Exercise description: Tally the lines below that contain "might". The number is the whole answer.
---------- Record list ----------
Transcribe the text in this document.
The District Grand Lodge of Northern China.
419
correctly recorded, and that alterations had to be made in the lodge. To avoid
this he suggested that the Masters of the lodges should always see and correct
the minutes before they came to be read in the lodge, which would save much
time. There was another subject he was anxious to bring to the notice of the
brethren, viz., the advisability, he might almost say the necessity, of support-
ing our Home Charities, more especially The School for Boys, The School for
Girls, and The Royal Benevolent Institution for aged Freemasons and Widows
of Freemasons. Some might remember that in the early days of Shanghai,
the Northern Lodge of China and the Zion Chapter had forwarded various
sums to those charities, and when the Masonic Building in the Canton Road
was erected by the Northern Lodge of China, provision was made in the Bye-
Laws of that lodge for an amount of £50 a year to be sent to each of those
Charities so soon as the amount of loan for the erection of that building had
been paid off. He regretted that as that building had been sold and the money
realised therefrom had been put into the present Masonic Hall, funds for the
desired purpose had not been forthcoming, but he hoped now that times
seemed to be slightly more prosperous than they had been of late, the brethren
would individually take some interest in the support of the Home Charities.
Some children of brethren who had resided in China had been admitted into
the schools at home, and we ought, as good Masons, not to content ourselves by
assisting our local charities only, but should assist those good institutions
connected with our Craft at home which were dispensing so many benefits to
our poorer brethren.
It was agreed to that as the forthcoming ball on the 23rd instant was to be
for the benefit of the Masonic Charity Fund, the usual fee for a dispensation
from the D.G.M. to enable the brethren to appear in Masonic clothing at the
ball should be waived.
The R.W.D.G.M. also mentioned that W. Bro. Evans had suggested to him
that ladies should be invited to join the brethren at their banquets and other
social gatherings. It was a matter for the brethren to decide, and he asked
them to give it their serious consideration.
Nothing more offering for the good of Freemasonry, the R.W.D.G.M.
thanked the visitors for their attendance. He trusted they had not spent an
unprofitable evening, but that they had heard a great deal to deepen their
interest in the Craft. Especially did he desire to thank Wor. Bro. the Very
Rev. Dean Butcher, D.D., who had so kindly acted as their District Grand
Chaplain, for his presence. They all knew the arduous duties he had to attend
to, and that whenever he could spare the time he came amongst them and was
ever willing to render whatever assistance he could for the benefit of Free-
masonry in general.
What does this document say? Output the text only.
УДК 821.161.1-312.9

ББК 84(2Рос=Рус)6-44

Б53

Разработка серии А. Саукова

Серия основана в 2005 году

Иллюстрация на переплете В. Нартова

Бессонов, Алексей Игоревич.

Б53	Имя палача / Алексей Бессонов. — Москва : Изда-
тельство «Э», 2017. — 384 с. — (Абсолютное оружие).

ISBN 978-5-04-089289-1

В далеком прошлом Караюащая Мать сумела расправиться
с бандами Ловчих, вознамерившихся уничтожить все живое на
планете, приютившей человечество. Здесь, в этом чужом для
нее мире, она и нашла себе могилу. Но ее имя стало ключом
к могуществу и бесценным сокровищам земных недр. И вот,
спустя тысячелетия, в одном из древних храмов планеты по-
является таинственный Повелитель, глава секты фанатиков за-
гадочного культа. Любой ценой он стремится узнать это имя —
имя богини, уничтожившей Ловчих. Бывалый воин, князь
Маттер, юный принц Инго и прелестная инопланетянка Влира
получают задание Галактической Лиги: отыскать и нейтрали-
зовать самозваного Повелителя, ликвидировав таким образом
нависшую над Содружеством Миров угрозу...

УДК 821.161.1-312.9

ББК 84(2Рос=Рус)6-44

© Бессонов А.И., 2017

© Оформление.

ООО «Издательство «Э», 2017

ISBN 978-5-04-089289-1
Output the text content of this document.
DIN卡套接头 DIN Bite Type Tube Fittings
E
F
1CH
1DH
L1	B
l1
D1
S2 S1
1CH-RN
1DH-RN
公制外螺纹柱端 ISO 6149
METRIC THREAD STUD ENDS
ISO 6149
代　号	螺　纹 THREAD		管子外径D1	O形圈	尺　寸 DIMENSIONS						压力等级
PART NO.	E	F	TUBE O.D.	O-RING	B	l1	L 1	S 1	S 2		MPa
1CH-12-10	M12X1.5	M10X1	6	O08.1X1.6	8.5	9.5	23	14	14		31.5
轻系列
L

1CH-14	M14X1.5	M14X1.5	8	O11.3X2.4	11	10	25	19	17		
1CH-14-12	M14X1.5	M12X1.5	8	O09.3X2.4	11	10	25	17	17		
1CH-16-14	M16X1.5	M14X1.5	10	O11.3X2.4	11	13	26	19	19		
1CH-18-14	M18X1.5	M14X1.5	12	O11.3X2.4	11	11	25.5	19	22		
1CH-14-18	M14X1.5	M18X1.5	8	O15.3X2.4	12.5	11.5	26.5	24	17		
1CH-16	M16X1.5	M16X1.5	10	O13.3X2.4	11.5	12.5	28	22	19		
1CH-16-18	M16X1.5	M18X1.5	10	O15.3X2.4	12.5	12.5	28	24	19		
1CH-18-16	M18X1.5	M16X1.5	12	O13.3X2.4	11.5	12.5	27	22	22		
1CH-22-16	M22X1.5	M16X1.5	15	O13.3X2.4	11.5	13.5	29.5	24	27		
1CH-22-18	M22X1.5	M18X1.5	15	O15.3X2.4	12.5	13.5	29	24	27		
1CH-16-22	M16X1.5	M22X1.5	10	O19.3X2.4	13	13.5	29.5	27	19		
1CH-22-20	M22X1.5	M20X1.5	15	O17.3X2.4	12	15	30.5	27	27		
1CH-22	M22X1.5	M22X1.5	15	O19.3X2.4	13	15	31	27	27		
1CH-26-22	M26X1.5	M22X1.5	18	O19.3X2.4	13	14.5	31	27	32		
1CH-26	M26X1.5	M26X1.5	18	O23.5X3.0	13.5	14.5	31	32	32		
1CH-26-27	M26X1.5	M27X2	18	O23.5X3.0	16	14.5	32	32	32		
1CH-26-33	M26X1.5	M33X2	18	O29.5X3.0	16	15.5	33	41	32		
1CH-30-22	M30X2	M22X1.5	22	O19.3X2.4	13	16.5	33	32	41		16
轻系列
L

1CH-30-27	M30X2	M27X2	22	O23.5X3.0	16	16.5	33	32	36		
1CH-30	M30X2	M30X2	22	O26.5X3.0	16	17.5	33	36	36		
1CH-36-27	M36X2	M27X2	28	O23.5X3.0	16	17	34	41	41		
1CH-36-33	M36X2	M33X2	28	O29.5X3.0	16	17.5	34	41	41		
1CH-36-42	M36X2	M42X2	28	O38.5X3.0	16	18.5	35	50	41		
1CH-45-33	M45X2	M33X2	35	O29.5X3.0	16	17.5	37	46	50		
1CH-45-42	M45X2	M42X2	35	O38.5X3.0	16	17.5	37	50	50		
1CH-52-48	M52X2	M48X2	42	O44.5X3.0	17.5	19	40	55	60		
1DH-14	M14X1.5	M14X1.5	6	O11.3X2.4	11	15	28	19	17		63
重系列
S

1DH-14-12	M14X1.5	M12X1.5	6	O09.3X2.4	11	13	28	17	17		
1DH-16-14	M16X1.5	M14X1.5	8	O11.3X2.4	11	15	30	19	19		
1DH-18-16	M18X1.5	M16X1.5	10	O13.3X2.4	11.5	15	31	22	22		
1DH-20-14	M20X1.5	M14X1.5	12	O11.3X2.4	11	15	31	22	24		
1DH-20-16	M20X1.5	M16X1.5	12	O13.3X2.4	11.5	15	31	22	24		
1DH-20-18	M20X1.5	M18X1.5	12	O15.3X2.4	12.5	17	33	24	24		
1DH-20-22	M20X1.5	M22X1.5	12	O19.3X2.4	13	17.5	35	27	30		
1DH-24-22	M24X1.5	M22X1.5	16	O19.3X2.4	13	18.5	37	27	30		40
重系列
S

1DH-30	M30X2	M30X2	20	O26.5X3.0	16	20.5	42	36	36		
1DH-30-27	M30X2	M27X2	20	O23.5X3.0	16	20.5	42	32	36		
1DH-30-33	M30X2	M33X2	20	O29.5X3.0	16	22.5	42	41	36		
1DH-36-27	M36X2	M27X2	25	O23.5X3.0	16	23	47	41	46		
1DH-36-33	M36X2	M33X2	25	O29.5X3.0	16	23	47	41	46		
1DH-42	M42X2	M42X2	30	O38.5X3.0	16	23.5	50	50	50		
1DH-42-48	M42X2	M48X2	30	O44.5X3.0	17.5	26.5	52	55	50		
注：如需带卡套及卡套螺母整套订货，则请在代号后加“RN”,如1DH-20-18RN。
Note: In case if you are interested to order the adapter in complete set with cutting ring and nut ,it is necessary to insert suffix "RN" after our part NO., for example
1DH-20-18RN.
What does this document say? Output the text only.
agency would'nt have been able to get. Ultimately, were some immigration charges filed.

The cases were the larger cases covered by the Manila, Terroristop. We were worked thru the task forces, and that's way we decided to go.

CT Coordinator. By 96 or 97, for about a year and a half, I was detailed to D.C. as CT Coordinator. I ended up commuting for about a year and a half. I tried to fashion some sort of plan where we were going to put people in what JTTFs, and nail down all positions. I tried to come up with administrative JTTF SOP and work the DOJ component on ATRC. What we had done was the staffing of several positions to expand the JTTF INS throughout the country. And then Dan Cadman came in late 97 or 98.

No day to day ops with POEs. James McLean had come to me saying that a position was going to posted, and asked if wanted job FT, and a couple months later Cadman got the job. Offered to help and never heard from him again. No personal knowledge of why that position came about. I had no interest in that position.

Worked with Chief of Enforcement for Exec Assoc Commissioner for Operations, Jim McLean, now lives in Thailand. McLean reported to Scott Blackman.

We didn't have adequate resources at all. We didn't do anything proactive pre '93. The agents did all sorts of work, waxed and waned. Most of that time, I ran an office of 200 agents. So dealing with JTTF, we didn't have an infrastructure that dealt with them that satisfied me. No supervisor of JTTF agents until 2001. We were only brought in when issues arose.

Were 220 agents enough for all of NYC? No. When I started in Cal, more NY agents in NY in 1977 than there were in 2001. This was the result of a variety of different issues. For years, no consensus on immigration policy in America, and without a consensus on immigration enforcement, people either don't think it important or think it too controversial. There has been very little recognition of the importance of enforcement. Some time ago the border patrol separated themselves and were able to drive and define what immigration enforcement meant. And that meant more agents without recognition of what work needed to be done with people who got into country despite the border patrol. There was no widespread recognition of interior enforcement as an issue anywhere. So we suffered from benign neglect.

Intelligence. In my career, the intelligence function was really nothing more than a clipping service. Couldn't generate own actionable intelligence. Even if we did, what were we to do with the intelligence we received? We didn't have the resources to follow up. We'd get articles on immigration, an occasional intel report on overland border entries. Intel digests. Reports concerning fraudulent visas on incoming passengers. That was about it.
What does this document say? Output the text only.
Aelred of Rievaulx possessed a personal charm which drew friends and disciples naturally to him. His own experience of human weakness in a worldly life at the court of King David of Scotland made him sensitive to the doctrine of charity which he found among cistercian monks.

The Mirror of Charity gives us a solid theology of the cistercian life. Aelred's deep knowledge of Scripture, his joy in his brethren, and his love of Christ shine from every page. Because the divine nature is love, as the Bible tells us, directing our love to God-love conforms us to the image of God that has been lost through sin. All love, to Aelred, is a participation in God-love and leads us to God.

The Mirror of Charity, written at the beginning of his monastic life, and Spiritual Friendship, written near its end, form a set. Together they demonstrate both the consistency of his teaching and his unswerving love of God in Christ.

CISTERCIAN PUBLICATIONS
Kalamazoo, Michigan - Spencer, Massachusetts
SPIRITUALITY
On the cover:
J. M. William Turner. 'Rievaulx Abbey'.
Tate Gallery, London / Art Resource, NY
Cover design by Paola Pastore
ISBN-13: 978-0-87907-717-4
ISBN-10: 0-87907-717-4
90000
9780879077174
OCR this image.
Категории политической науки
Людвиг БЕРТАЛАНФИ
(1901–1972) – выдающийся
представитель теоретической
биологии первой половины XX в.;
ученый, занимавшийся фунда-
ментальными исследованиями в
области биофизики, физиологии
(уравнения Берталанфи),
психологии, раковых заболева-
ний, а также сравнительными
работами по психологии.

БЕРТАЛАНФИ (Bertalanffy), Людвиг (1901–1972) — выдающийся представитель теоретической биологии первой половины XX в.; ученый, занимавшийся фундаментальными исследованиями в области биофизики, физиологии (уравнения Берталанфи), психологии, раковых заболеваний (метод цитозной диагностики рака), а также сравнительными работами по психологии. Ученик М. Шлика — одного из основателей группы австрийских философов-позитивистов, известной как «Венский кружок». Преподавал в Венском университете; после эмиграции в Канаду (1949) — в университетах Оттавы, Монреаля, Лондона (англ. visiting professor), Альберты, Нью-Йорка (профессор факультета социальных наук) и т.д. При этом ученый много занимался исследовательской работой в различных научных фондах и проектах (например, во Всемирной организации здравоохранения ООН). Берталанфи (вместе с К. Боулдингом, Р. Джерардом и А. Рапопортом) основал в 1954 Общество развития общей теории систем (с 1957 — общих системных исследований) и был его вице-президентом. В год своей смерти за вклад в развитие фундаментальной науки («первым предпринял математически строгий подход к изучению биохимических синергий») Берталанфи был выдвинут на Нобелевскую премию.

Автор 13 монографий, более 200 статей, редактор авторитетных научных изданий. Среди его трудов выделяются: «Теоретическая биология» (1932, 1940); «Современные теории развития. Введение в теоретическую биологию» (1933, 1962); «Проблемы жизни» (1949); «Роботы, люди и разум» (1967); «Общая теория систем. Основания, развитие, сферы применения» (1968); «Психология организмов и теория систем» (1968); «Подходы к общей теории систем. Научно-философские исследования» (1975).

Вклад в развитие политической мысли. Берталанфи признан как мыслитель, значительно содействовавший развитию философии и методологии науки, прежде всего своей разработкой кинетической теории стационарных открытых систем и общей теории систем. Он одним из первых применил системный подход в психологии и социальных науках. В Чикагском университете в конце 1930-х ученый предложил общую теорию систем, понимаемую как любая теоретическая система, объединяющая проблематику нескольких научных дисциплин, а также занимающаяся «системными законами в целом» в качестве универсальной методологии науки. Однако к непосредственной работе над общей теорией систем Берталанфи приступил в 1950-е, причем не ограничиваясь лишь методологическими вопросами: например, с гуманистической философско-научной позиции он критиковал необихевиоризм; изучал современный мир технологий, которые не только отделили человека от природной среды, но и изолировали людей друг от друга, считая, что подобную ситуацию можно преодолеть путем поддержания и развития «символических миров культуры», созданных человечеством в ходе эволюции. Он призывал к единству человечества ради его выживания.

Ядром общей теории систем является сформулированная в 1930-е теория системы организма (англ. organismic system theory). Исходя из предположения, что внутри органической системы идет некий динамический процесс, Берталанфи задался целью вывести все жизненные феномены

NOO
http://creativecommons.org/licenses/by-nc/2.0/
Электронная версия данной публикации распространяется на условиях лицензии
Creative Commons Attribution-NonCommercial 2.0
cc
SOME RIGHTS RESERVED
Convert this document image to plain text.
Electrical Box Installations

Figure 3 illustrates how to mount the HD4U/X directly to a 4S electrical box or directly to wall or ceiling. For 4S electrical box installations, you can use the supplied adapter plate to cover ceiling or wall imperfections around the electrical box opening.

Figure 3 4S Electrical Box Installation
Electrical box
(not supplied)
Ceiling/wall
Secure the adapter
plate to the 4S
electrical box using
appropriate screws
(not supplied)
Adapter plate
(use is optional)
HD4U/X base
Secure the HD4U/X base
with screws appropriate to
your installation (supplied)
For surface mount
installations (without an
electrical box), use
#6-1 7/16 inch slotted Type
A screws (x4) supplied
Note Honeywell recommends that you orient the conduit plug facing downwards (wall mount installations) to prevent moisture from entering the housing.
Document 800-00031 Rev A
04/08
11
----------
Solution for this task: 2